__DIRECTIONS__.
Each line of the listing must be transcribed exactly, except for the images, which should be excluded.

__RECORDS TO PROCESS__.
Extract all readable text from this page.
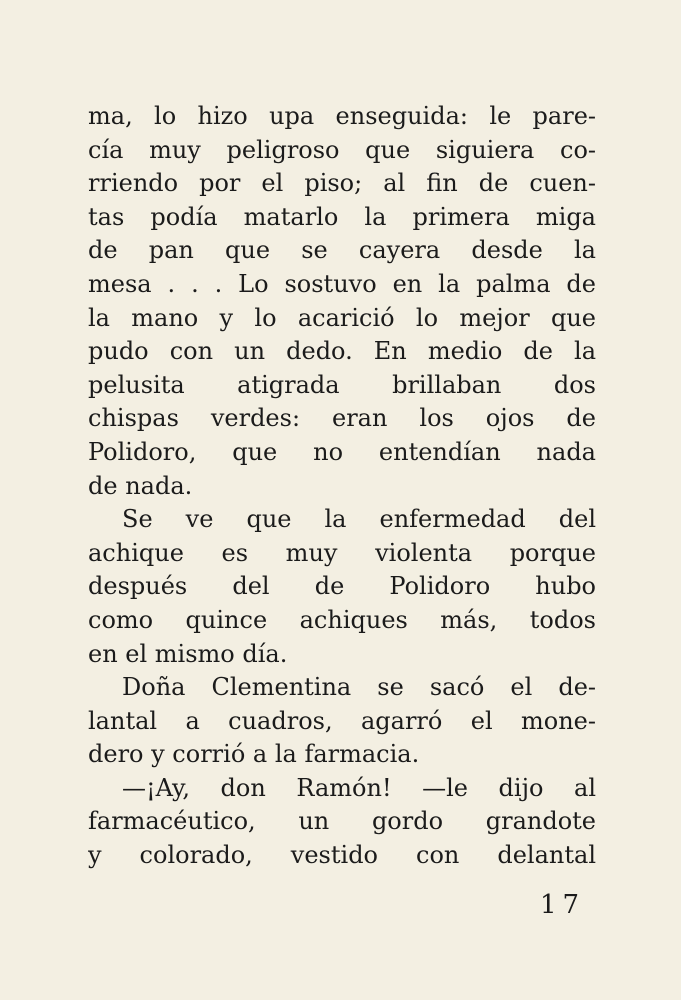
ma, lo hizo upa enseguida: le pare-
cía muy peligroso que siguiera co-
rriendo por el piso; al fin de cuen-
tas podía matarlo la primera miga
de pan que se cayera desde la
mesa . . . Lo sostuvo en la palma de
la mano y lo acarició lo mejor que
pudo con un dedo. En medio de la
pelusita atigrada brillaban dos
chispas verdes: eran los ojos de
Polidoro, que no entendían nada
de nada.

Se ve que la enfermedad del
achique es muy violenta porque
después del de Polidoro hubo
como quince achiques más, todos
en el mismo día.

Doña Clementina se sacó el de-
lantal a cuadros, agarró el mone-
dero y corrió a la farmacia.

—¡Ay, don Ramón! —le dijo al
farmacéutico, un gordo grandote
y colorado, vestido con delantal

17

__REPLY TO THE EXERCISE__.
Extract all readable text from this page.
ma, lo hizo upa enseguida: le pare-
cía muy peligroso que siguiera co-
rriendo por el piso; al fin de cuen-
tas podía matarlo la primera miga
de pan que se cayera desde la
mesa . . . Lo sostuvo en la palma de
la mano y lo acarició lo mejor que
pudo con un dedo. En medio de la
pelusita atigrada brillaban dos
chispas verdes: eran los ojos de
Polidoro, que no entendían nada
de nada.

Se ve que la enfermedad del
achique es muy violenta porque
después del de Polidoro hubo
como quince achiques más, todos
en el mismo día.

Doña Clementina se sacó el de-
lantal a cuadros, agarró el mone-
dero y corrió a la farmacia.

—¡Ay, don Ramón! —le dijo al
farmacéutico, un gordo grandote
y colorado, vestido con delantal

17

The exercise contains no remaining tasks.